▶ **Exercise**
Please output the lines shown below exactly as they appear.

>> BEGIN Input rows

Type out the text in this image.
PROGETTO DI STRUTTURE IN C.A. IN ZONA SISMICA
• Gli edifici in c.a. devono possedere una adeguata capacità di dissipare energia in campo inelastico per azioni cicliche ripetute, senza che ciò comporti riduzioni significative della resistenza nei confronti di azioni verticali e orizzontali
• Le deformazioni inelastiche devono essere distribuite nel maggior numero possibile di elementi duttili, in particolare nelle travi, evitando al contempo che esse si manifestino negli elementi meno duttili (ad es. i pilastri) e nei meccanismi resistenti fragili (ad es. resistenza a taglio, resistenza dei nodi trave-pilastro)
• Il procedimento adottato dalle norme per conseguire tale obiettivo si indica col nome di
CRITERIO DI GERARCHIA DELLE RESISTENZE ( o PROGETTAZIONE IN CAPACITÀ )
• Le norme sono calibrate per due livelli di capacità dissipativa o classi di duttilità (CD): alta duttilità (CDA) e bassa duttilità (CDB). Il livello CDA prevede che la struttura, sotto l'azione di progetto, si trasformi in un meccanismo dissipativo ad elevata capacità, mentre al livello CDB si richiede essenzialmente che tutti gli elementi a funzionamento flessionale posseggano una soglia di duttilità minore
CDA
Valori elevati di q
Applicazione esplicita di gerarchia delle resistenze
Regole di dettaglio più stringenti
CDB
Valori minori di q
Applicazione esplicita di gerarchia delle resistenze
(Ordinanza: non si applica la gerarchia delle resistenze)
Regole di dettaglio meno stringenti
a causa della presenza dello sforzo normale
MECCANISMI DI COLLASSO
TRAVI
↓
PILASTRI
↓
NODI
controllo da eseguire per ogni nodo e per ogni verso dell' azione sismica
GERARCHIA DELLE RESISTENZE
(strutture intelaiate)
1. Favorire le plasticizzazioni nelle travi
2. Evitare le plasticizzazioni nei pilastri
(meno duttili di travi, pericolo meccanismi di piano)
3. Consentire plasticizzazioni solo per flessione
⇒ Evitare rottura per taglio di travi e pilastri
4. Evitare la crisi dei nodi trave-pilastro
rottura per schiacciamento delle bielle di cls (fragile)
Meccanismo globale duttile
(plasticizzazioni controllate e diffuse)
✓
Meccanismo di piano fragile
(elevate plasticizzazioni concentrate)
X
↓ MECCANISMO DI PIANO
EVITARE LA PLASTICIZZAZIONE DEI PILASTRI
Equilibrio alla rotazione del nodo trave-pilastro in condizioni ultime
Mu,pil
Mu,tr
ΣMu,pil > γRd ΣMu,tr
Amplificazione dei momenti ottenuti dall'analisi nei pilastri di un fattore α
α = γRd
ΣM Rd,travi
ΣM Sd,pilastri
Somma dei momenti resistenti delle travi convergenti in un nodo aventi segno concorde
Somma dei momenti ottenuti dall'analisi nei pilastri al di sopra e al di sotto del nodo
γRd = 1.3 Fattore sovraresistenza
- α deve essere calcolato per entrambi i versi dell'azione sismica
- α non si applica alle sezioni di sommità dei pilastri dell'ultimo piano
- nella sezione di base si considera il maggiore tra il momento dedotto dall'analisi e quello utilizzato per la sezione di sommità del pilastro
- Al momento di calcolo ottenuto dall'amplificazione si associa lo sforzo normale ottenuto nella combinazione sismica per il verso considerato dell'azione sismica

>> END Input rows

▶ **Response for this exercise**
Type out the text in this image.
PROGETTO DI STRUTTURE IN C.A. IN ZONA SISMICA
• Gli edifici in c.a. devono possedere una adeguata capacità di dissipare energia in campo inelastico per azioni cicliche ripetute, senza che ciò comporti riduzioni significative della resistenza nei confronti di azioni verticali e orizzontali
• Le deformazioni inelastiche devono essere distribuite nel maggior numero possibile di elementi duttili, in particolare nelle travi, evitando al contempo che esse si manifestino negli elementi meno duttili (ad es. i pilastri) e nei meccanismi resistenti fragili (ad es. resistenza a taglio, resistenza dei nodi trave-pilastro)
• Il procedimento adottato dalle norme per conseguire tale obiettivo si indica col nome di
CRITERIO DI GERARCHIA DELLE RESISTENZE ( o PROGETTAZIONE IN CAPACITÀ )
• Le norme sono calibrate per due livelli di capacità dissipativa o classi di duttilità (CD): alta duttilità (CDA) e bassa duttilità (CDB). Il livello CDA prevede che la struttura, sotto l'azione di progetto, si trasformi in un meccanismo dissipativo ad elevata capacità, mentre al livello CDB si richiede essenzialmente che tutti gli elementi a funzionamento flessionale posseggano una soglia di duttilità minore
CDA
Valori elevati di q
Applicazione esplicita di gerarchia delle resistenze
Regole di dettaglio più stringenti
CDB
Valori minori di q
Applicazione esplicita di gerarchia delle resistenze
(Ordinanza: non si applica la gerarchia delle resistenze)
Regole di dettaglio meno stringenti
a causa della presenza dello sforzo normale
MECCANISMI DI COLLASSO
TRAVI
↓
PILASTRI
↓
NODI
controllo da eseguire per ogni nodo e per ogni verso dell' azione sismica
GERARCHIA DELLE RESISTENZE
(strutture intelaiate)
1. Favorire le plasticizzazioni nelle travi
2. Evitare le plasticizzazioni nei pilastri
(meno duttili di travi, pericolo meccanismi di piano)
3. Consentire plasticizzazioni solo per flessione
⇒ Evitare rottura per taglio di travi e pilastri
4. Evitare la crisi dei nodi trave-pilastro
rottura per schiacciamento delle bielle di cls (fragile)
Meccanismo globale duttile
(plasticizzazioni controllate e diffuse)
✓
Meccanismo di piano fragile
(elevate plasticizzazioni concentrate)
X
↓ MECCANISMO DI PIANO
EVITARE LA PLASTICIZZAZIONE DEI PILASTRI
Equilibrio alla rotazione del nodo trave-pilastro in condizioni ultime
Mu,pil
Mu,tr
ΣMu,pil > γRd ΣMu,tr
Amplificazione dei momenti ottenuti dall'analisi nei pilastri di un fattore α
α = γRd
ΣM Rd,travi
ΣM Sd,pilastri
Somma dei momenti resistenti delle travi convergenti in un nodo aventi segno concorde
Somma dei momenti ottenuti dall'analisi nei pilastri al di sopra e al di sotto del nodo
γRd = 1.3 Fattore sovraresistenza
- α deve essere calcolato per entrambi i versi dell'azione sismica
- α non si applica alle sezioni di sommità dei pilastri dell'ultimo piano
- nella sezione di base si considera il maggiore tra il momento dedotto dall'analisi e quello utilizzato per la sezione di sommità del pilastro
- Al momento di calcolo ottenuto dall'amplificazione si associa lo sforzo normale ottenuto nella combinazione sismica per il verso considerato dell'azione sismica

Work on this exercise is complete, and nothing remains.